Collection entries
::::::::

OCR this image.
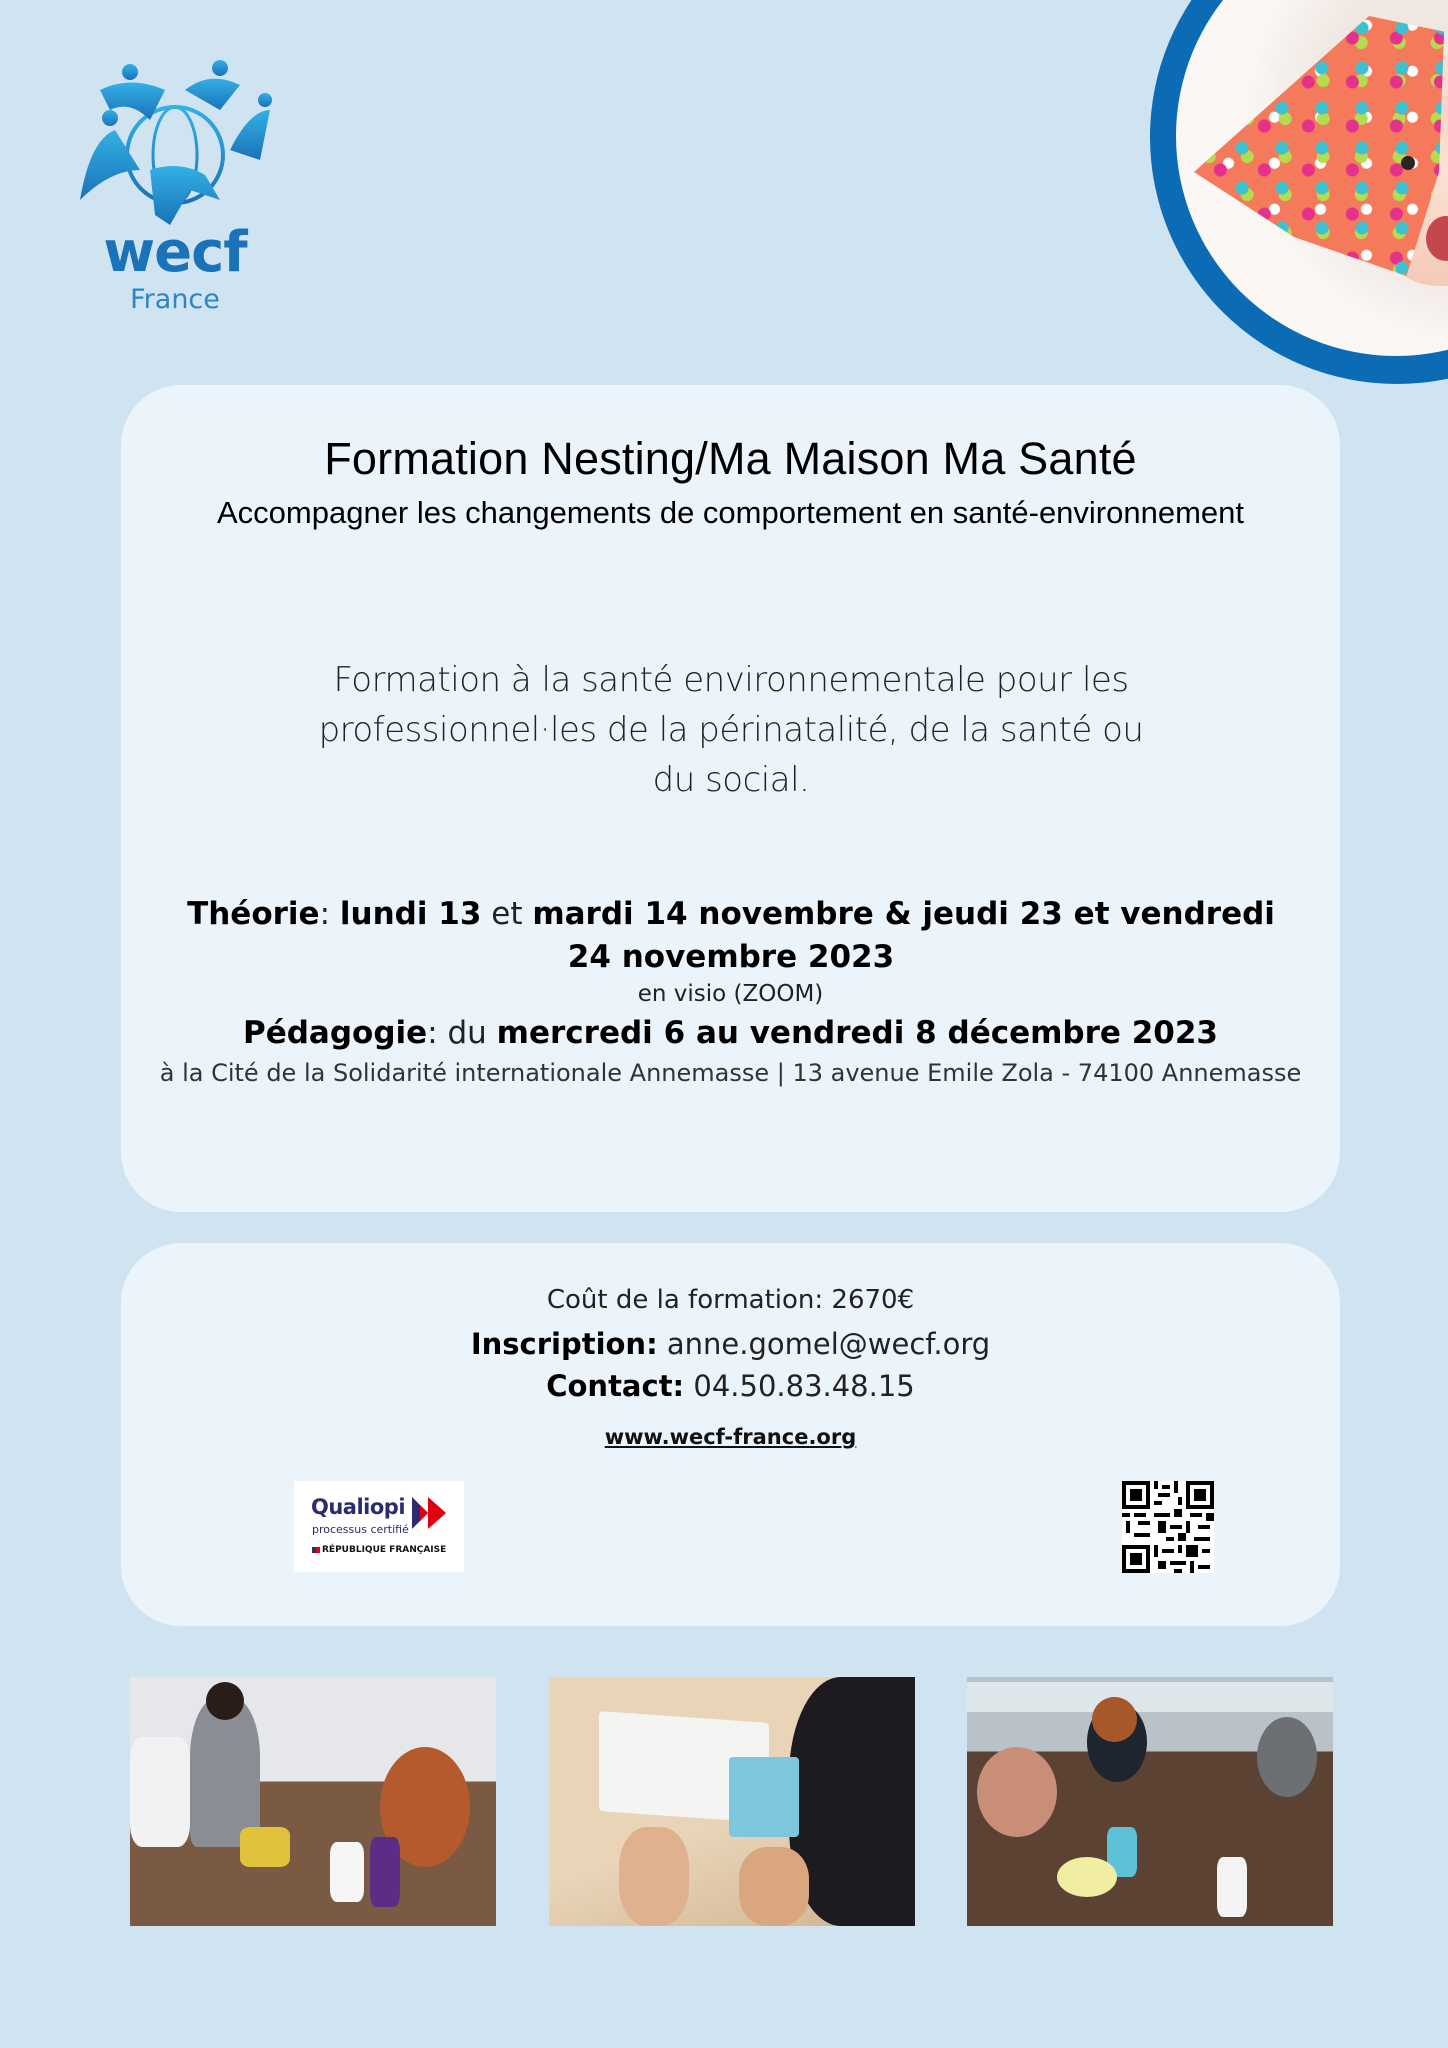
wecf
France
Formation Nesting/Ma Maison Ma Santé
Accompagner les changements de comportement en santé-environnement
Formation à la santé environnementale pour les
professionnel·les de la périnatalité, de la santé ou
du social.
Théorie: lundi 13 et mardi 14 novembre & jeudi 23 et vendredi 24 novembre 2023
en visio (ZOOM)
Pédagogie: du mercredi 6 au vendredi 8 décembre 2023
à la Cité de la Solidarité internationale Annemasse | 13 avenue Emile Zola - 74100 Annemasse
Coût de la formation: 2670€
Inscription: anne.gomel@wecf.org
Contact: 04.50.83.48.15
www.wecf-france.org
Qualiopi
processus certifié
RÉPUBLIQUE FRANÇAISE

::::::::

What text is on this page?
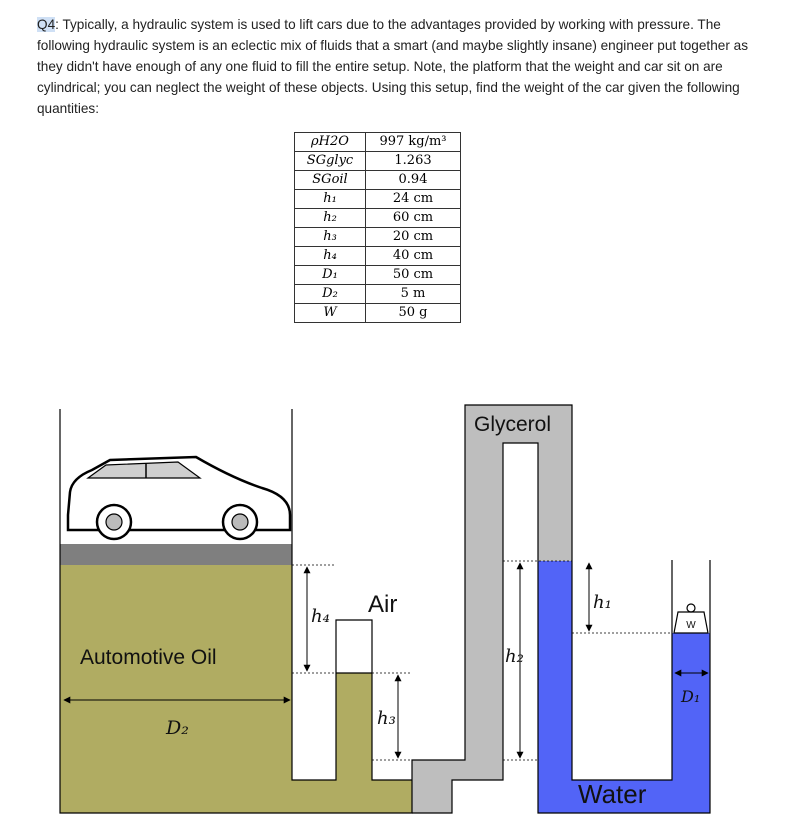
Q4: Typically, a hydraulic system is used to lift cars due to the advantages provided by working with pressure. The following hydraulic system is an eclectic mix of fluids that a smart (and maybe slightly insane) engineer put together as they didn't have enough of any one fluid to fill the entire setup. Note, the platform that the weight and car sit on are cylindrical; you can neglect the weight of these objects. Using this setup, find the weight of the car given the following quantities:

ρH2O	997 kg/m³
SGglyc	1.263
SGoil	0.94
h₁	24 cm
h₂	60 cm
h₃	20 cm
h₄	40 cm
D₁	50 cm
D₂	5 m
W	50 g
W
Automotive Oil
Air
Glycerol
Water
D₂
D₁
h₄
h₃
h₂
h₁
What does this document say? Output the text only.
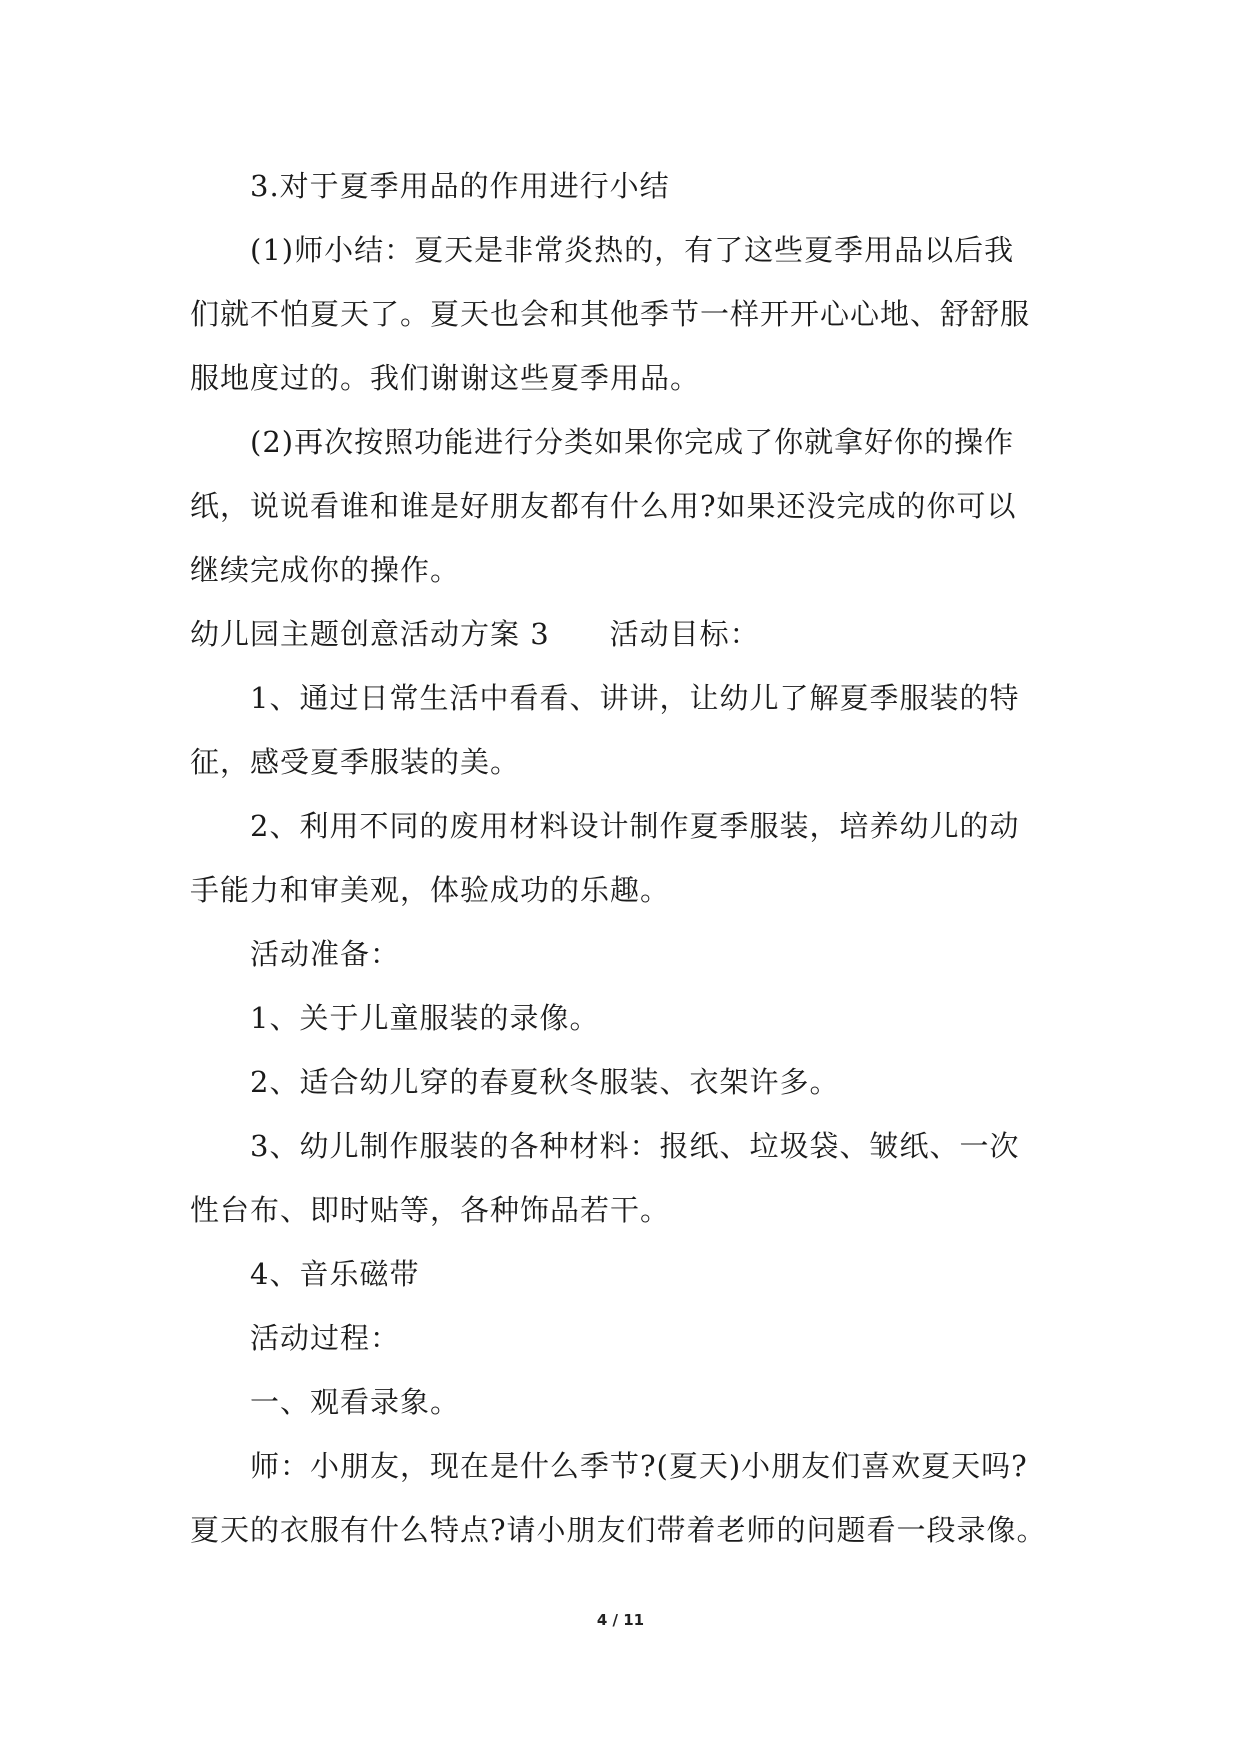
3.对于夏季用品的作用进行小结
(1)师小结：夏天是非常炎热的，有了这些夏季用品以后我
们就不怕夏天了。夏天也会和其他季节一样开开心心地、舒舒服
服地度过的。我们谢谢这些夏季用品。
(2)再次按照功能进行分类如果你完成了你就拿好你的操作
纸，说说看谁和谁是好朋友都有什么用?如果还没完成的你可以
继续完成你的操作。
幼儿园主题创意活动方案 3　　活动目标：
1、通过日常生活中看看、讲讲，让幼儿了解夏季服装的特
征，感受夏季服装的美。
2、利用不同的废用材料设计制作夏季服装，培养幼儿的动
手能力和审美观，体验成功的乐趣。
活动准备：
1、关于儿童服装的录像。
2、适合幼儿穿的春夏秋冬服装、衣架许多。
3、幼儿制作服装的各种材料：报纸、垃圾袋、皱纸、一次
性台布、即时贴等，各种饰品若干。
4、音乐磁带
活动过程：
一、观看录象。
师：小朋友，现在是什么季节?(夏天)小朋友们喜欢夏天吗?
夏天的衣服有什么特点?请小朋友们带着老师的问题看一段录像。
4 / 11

::::::::

EXERCISE AIM:
Show the lines where the word "What" appears in the entries.

SOLUTION TO THE EXERCISE:
What text is on this page?
What does this document say? Output the text only.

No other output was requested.